## Task description:
Gather all lines in the records below that include the word "следует".

(Entries from a dataset)
+++

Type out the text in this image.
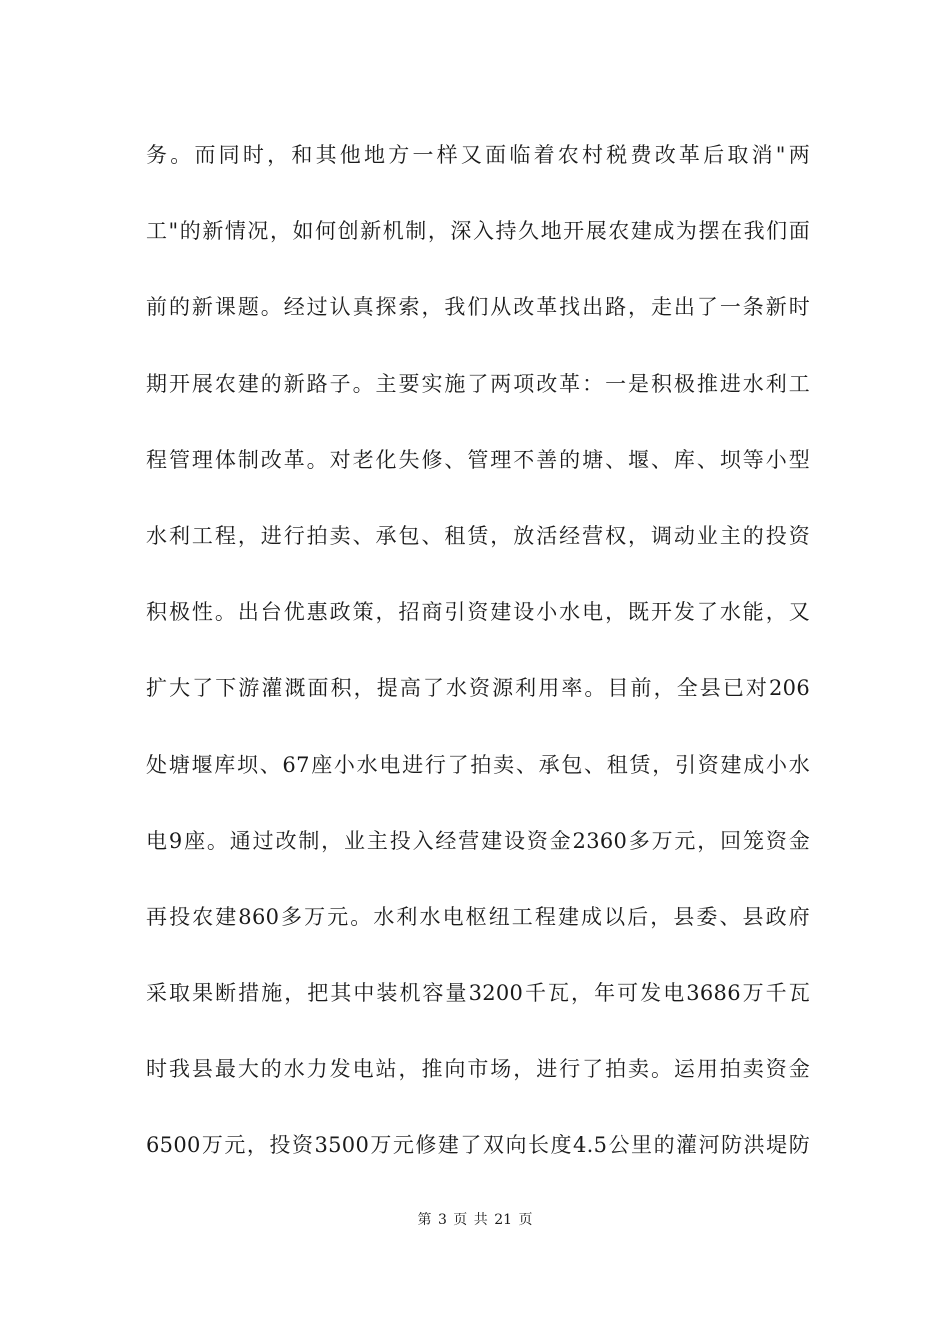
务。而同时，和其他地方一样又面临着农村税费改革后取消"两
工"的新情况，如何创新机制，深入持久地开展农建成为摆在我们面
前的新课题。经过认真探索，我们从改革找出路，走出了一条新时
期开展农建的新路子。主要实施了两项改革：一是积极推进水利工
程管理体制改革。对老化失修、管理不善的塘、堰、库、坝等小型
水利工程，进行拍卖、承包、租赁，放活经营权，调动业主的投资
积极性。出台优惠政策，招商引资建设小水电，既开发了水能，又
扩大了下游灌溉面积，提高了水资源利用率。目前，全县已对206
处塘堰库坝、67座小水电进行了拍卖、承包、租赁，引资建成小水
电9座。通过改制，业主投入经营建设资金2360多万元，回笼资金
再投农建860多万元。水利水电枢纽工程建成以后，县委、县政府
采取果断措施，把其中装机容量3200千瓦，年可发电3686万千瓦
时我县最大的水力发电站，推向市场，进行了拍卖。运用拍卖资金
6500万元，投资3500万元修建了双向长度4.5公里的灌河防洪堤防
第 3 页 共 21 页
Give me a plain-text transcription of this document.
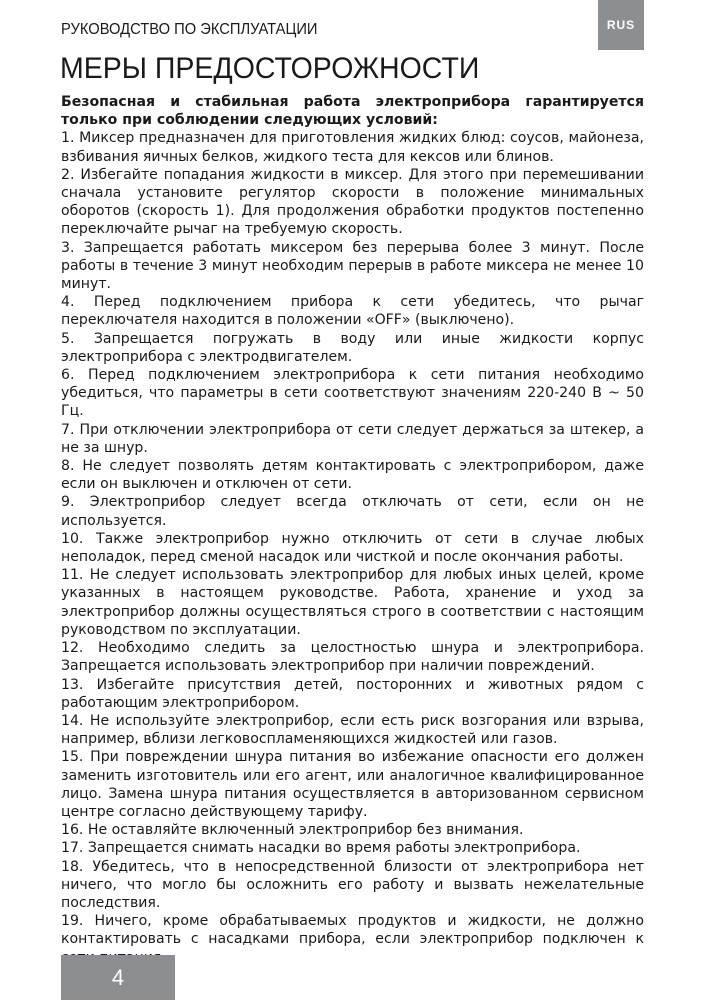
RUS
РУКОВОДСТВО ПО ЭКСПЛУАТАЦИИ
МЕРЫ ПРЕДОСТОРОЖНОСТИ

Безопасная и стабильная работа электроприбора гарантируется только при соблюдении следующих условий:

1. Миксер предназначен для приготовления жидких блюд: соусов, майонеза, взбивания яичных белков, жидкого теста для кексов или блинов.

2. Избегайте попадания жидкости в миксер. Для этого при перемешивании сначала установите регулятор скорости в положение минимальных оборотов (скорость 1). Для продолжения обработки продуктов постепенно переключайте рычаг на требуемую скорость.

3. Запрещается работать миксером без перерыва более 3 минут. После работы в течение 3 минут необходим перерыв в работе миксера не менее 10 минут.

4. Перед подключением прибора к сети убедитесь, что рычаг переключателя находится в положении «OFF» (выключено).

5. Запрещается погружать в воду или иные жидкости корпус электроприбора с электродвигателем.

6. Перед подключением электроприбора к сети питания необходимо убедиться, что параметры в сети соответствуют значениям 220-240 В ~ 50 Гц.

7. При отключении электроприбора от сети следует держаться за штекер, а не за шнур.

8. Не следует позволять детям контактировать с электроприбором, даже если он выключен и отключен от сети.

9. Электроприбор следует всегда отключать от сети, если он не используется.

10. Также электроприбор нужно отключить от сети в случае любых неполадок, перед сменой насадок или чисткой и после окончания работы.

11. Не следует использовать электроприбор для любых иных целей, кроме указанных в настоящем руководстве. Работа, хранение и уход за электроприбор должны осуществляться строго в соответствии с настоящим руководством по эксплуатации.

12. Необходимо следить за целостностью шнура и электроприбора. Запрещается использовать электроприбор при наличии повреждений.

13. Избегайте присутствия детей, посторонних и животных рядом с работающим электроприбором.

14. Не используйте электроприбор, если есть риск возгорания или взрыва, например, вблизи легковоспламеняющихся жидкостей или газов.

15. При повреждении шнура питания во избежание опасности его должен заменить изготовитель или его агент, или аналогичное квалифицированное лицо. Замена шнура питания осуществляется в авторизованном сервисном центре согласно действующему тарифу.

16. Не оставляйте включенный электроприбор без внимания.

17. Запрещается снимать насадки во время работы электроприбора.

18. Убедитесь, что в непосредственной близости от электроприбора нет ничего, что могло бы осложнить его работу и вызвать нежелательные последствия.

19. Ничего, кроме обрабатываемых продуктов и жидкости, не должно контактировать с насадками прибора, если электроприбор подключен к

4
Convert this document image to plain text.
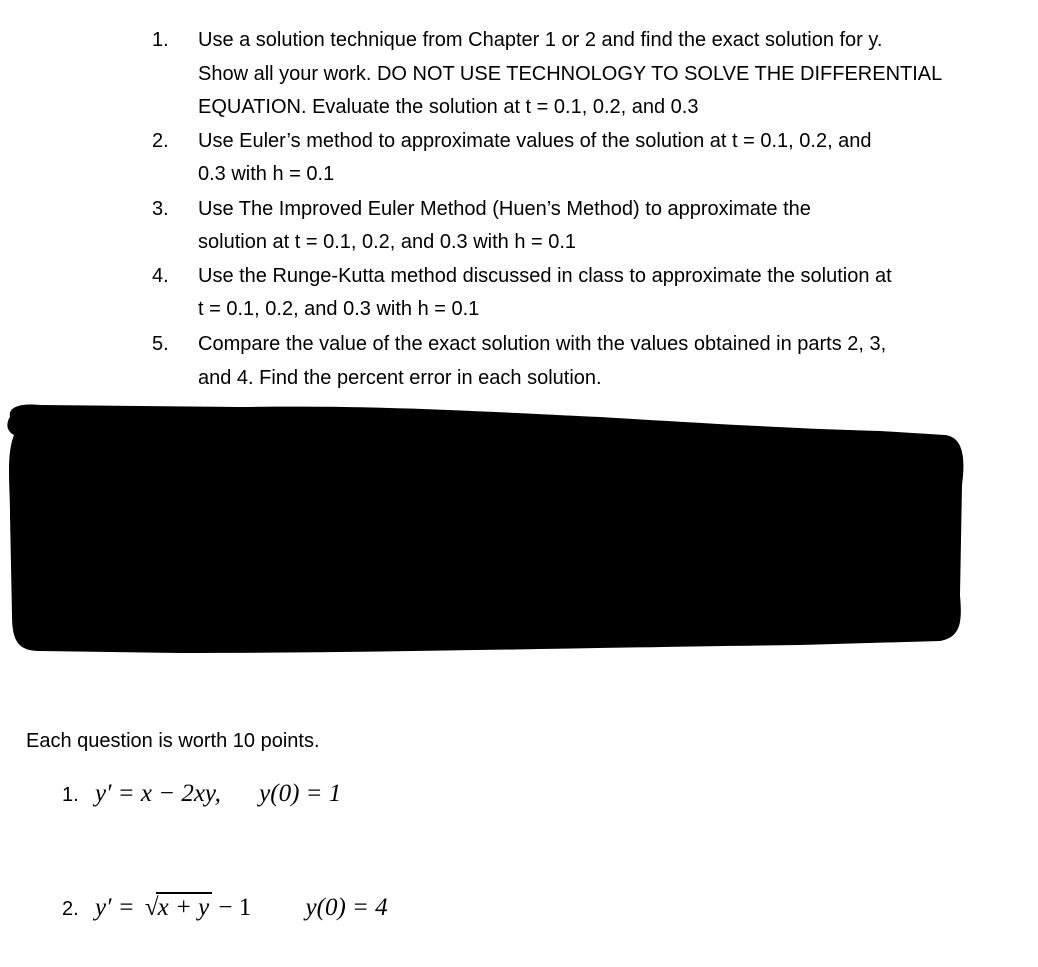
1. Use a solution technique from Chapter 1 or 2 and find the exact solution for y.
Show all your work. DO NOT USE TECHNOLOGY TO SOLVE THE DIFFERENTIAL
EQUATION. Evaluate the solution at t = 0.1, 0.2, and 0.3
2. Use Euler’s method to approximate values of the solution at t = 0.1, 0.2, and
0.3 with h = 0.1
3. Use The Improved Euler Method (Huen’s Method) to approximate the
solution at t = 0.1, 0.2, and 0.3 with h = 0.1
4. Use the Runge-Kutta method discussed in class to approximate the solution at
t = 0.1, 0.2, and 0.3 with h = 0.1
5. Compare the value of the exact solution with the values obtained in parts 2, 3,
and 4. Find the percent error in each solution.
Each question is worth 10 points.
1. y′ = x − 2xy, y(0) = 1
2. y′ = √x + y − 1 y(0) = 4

+++

## Response to the exercise:
7. При отключении электроприбора от сети следует держаться за штекер, а не за шнур.
8. Не следует позволять детям контактировать с электроприбором, даже если он выключен и отключен от сети.
9. Электроприбор следует всегда отключать от сети, если он не используется.
11. Не следует использовать электроприбор для любых иных целей, кроме указанных в настоящем руководстве. Работа, хранение и уход за электроприбор должны осуществляться строго в соответствии с настоящим руководством по эксплуатации.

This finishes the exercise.